◆ Your assignment:
A verbatim copy of the listing is what is needed, minus any pictures.

◆ Dataset:
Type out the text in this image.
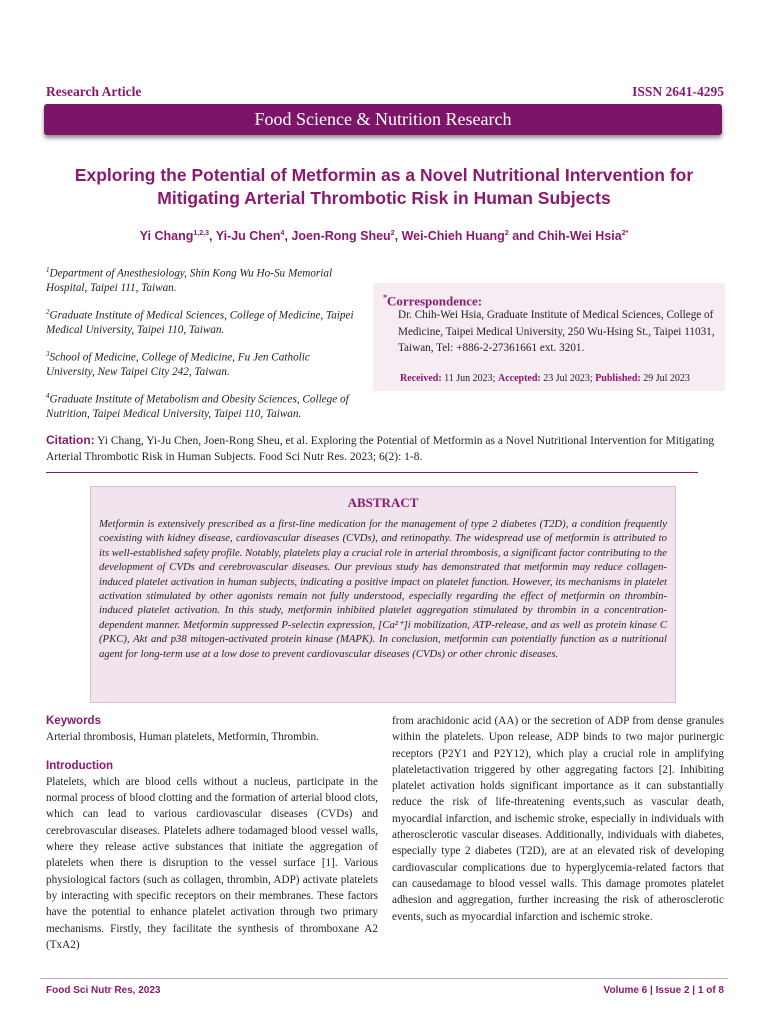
Research Article	ISSN 2641-4295
Food Science & Nutrition Research
Exploring the Potential of Metformin as a Novel Nutritional Intervention for
Mitigating Arterial Thrombotic Risk in Human Subjects
Yi Chang$^{1,2,3}$, Yi-Ju Chen$^4$, Joen-Rong Sheu$^2$, Wei-Chieh Huang$^2$ and Chih-Wei Hsia$^{2*}$
$^1$Department of Anesthesiology, Shin Kong Wu Ho-Su Memorial Hospital, Taipei 111, Taiwan.
$^2$Graduate Institute of Medical Sciences, College of Medicine, Taipei Medical University, Taipei 110, Taiwan.
$^3$School of Medicine, College of Medicine, Fu Jen Catholic University, New Taipei City 242, Taiwan.
$^4$Graduate Institute of Metabolism and Obesity Sciences, College of Nutrition, Taipei Medical University, Taipei 110, Taiwan.
*Correspondence:
Dr. Chih-Wei Hsia, Graduate Institute of Medical Sciences, College of Medicine, Taipei Medical University, 250 Wu-Hsing St., Taipei 11031, Taiwan, Tel: +886-2-27361661 ext. 3201.
Received: 11 Jun 2023; Accepted: 23 Jul 2023; Published: 29 Jul 2023
Citation: Yi Chang, Yi-Ju Chen, Joen-Rong Sheu, et al. Exploring the Potential of Metformin as a Novel Nutritional Intervention for Mitigating Arterial Thrombotic Risk in Human Subjects. Food Sci Nutr Res. 2023; 6(2): 1-8.
ABSTRACT
Metformin is extensively prescribed as a first-line medication for the management of type 2 diabetes (T2D), a condition frequently coexisting with kidney disease, cardiovascular diseases (CVDs), and retinopathy. The widespread use of metformin is attributed to its well-established safety profile. Notably, platelets play a crucial role in arterial thrombosis, a significant factor contributing to the development of CVDs and cerebrovascular diseases. Our previous study has demonstrated that metformin may reduce collagen-induced platelet activation in human subjects, indicating a positive impact on platelet function. However, its mechanisms in platelet activation stimulated by other agonists remain not fully understood, especially regarding the effect of metformin on thrombin-induced platelet activation. In this study, metformin inhibited platelet aggregation stimulated by thrombin in a concentration-dependent manner. Metformin suppressed P-selectin expression, [Ca²⁺]i mobilization, ATP-release, and as well as protein kinase C (PKC), Akt and p38 mitogen-activated protein kinase (MAPK). In conclusion, metformin can potentially function as a nutritional agent for long-term use at a low dose to prevent cardiovascular diseases (CVDs) or other chronic diseases.
Keywords
Arterial thrombosis, Human platelets, Metformin, Thrombin.
Introduction
Platelets, which are blood cells without a nucleus, participate in the normal process of blood clotting and the formation of arterial blood clots, which can lead to various cardiovascular diseases (CVDs) and cerebrovascular diseases. Platelets adhere todamaged blood vessel walls, where they release active substances that initiate the aggregation of platelets when there is disruption to the vessel surface [1]. Various physiological factors (such as collagen, thrombin, ADP) activate platelets by interacting with specific receptors on their membranes. These factors have the potential to enhance platelet activation through two primary mechanisms. Firstly, they facilitate the synthesis of thromboxane A2 (TxA2)
from arachidonic acid (AA) or the secretion of ADP from dense granules within the platelets. Upon release, ADP binds to two major purinergic receptors (P2Y1 and P2Y12), which play a crucial role in amplifying plateletactivation triggered by other aggregating factors [2]. Inhibiting platelet activation holds significant importance as it can substantially reduce the risk of life-threatening events,such as vascular death, myocardial infarction, and ischemic stroke, especially in individuals with atherosclerotic vascular diseases. Additionally, individuals with diabetes, especially type 2 diabetes (T2D), are at an elevated risk of developing cardiovascular complications due to hyperglycemia-related factors that can causedamage to blood vessel walls. This damage promotes platelet adhesion and aggregation, further increasing the risk of atherosclerotic events, such as myocardial infarction and ischemic stroke.
Food Sci Nutr Res, 2023	Volume 6 | Issue 2 | 1 of 8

◆ Your response:
Type out the text in this image.
Research Article	ISSN 2641-4295
Food Science & Nutrition Research
Exploring the Potential of Metformin as a Novel Nutritional Intervention for
Mitigating Arterial Thrombotic Risk in Human Subjects
Yi Chang$^{1,2,3}$, Yi-Ju Chen$^4$, Joen-Rong Sheu$^2$, Wei-Chieh Huang$^2$ and Chih-Wei Hsia$^{2*}$
$^1$Department of Anesthesiology, Shin Kong Wu Ho-Su Memorial Hospital, Taipei 111, Taiwan.
$^2$Graduate Institute of Medical Sciences, College of Medicine, Taipei Medical University, Taipei 110, Taiwan.
$^3$School of Medicine, College of Medicine, Fu Jen Catholic University, New Taipei City 242, Taiwan.
$^4$Graduate Institute of Metabolism and Obesity Sciences, College of Nutrition, Taipei Medical University, Taipei 110, Taiwan.
*Correspondence:
Dr. Chih-Wei Hsia, Graduate Institute of Medical Sciences, College of Medicine, Taipei Medical University, 250 Wu-Hsing St., Taipei 11031, Taiwan, Tel: +886-2-27361661 ext. 3201.
Received: 11 Jun 2023; Accepted: 23 Jul 2023; Published: 29 Jul 2023
Citation: Yi Chang, Yi-Ju Chen, Joen-Rong Sheu, et al. Exploring the Potential of Metformin as a Novel Nutritional Intervention for Mitigating Arterial Thrombotic Risk in Human Subjects. Food Sci Nutr Res. 2023; 6(2): 1-8.
ABSTRACT
Metformin is extensively prescribed as a first-line medication for the management of type 2 diabetes (T2D), a condition frequently coexisting with kidney disease, cardiovascular diseases (CVDs), and retinopathy. The widespread use of metformin is attributed to its well-established safety profile. Notably, platelets play a crucial role in arterial thrombosis, a significant factor contributing to the development of CVDs and cerebrovascular diseases. Our previous study has demonstrated that metformin may reduce collagen-induced platelet activation in human subjects, indicating a positive impact on platelet function. However, its mechanisms in platelet activation stimulated by other agonists remain not fully understood, especially regarding the effect of metformin on thrombin-induced platelet activation. In this study, metformin inhibited platelet aggregation stimulated by thrombin in a concentration-dependent manner. Metformin suppressed P-selectin expression, [Ca²⁺]i mobilization, ATP-release, and as well as protein kinase C (PKC), Akt and p38 mitogen-activated protein kinase (MAPK). In conclusion, metformin can potentially function as a nutritional agent for long-term use at a low dose to prevent cardiovascular diseases (CVDs) or other chronic diseases.
Keywords
Arterial thrombosis, Human platelets, Metformin, Thrombin.
Introduction
Platelets, which are blood cells without a nucleus, participate in the normal process of blood clotting and the formation of arterial blood clots, which can lead to various cardiovascular diseases (CVDs) and cerebrovascular diseases. Platelets adhere todamaged blood vessel walls, where they release active substances that initiate the aggregation of platelets when there is disruption to the vessel surface [1]. Various physiological factors (such as collagen, thrombin, ADP) activate platelets by interacting with specific receptors on their membranes. These factors have the potential to enhance platelet activation through two primary mechanisms. Firstly, they facilitate the synthesis of thromboxane A2 (TxA2)
from arachidonic acid (AA) or the secretion of ADP from dense granules within the platelets. Upon release, ADP binds to two major purinergic receptors (P2Y1 and P2Y12), which play a crucial role in amplifying plateletactivation triggered by other aggregating factors [2]. Inhibiting platelet activation holds significant importance as it can substantially reduce the risk of life-threatening events,such as vascular death, myocardial infarction, and ischemic stroke, especially in individuals with atherosclerotic vascular diseases. Additionally, individuals with diabetes, especially type 2 diabetes (T2D), are at an elevated risk of developing cardiovascular complications due to hyperglycemia-related factors that can causedamage to blood vessel walls. This damage promotes platelet adhesion and aggregation, further increasing the risk of atherosclerotic events, such as myocardial infarction and ischemic stroke.
Food Sci Nutr Res, 2023	Volume 6 | Issue 2 | 1 of 8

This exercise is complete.